▶ [The request]
Within the material below, find each line bearing the word "albums" and present it.
— BEGIN Stored data —
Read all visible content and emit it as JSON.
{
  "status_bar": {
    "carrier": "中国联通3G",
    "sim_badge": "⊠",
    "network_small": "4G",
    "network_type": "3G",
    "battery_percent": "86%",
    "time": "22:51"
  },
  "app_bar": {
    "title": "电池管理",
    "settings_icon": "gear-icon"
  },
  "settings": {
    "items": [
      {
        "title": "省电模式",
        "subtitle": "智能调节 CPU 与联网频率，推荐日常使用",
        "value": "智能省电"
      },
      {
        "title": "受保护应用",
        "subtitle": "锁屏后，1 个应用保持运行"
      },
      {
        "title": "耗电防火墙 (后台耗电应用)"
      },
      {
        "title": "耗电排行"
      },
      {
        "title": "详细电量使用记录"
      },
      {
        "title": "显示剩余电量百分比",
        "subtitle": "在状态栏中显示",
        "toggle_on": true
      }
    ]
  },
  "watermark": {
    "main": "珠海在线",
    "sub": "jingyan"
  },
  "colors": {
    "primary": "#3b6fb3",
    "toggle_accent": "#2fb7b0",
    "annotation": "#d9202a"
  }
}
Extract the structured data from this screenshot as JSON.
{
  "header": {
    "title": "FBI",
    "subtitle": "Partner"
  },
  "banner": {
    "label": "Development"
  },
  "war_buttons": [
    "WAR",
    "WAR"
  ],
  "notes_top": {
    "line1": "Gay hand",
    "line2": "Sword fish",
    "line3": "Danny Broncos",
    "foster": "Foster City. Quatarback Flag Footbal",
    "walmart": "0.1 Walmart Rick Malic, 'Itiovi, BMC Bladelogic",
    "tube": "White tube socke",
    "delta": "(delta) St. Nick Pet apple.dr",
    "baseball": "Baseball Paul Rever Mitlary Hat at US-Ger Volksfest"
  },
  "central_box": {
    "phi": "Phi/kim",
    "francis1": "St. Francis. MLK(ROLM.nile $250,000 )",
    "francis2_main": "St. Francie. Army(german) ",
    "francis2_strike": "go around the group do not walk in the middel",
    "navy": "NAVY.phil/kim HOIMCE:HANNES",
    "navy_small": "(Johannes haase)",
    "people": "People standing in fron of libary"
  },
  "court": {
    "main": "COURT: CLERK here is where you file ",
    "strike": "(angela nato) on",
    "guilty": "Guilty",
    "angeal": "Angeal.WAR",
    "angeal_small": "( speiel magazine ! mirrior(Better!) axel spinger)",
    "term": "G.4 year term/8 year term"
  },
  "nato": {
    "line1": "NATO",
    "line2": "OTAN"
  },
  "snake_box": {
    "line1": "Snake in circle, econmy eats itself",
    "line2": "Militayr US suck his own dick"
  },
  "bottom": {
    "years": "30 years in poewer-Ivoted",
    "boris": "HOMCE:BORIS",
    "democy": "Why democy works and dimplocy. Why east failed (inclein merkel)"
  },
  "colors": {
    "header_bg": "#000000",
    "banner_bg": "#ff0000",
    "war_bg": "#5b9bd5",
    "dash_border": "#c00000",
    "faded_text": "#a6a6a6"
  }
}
— END Stored data —
— BEGIN Stored data —
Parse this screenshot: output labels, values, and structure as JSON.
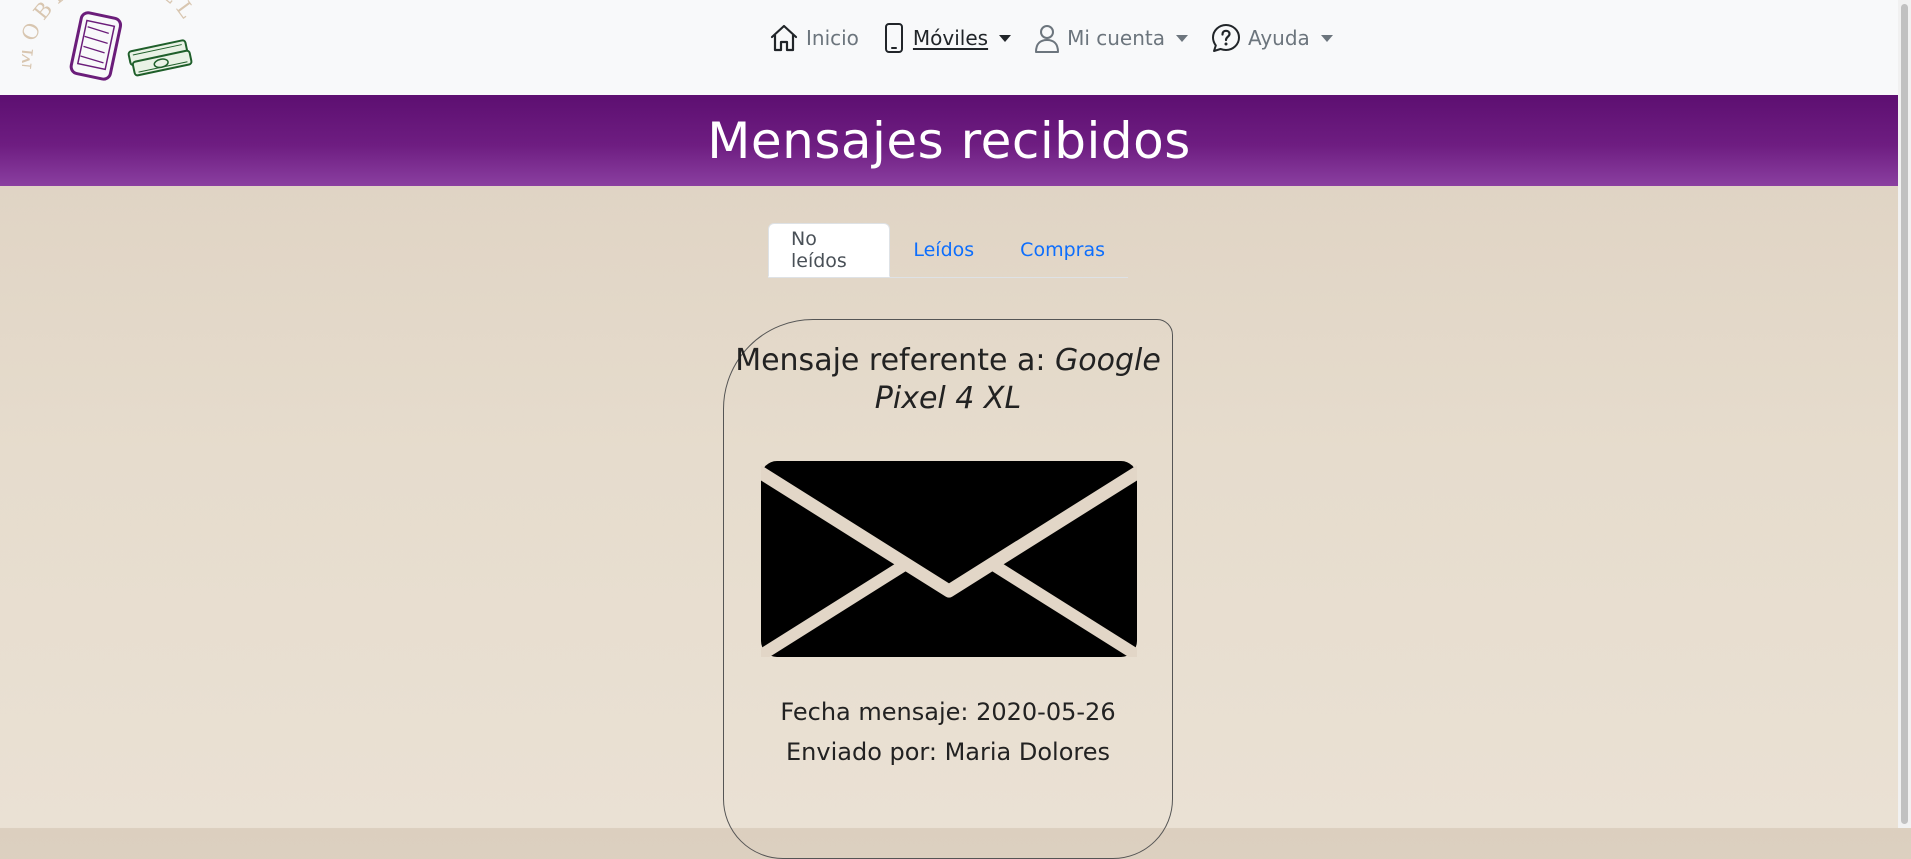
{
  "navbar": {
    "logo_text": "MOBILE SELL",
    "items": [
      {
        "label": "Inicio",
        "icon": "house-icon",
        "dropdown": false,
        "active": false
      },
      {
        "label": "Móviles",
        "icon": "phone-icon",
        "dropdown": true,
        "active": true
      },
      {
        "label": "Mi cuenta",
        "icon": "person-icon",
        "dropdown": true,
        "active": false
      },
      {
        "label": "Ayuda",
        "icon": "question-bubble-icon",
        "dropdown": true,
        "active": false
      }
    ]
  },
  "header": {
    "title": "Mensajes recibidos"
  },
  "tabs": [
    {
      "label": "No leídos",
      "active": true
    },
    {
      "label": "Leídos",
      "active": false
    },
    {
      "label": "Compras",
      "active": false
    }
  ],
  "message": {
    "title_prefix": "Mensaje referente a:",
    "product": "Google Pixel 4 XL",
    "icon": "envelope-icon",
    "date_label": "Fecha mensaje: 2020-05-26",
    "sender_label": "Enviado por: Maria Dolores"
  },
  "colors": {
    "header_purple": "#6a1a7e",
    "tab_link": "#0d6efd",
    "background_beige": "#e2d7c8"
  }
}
— END Stored data —
— BEGIN Stored data —
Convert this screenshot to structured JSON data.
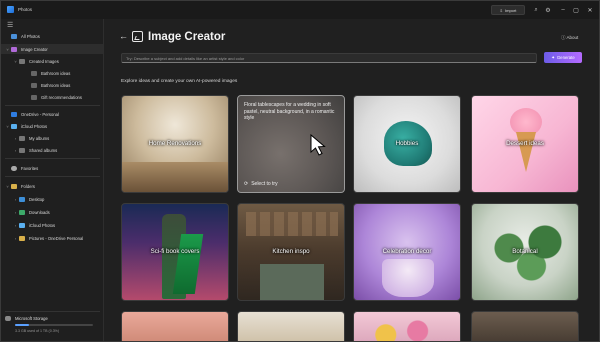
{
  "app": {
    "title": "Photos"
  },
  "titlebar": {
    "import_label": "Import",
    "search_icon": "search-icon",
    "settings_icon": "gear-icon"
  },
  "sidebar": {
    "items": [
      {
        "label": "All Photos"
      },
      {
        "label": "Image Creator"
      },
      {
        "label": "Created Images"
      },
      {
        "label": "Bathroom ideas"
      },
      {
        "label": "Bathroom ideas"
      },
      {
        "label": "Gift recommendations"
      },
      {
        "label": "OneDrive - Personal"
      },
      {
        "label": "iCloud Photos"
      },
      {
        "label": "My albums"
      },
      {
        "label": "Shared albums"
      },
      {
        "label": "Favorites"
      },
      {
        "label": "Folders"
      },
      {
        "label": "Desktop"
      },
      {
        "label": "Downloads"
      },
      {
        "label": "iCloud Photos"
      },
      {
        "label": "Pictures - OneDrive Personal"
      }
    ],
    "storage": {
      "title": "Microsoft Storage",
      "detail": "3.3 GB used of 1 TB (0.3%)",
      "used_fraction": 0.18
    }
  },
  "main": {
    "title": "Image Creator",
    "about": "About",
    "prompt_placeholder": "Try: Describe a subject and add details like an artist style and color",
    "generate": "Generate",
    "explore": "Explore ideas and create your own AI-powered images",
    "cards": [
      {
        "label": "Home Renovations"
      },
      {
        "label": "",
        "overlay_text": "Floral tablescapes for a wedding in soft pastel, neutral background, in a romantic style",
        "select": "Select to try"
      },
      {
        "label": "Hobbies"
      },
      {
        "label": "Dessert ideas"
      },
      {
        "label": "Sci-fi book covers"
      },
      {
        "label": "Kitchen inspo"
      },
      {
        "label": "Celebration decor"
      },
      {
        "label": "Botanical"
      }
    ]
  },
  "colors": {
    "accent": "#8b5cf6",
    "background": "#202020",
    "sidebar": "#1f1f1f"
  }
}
— END Stored data —
▶ [Correct answer]
        "label": "My albums"
        "label": "Shared albums"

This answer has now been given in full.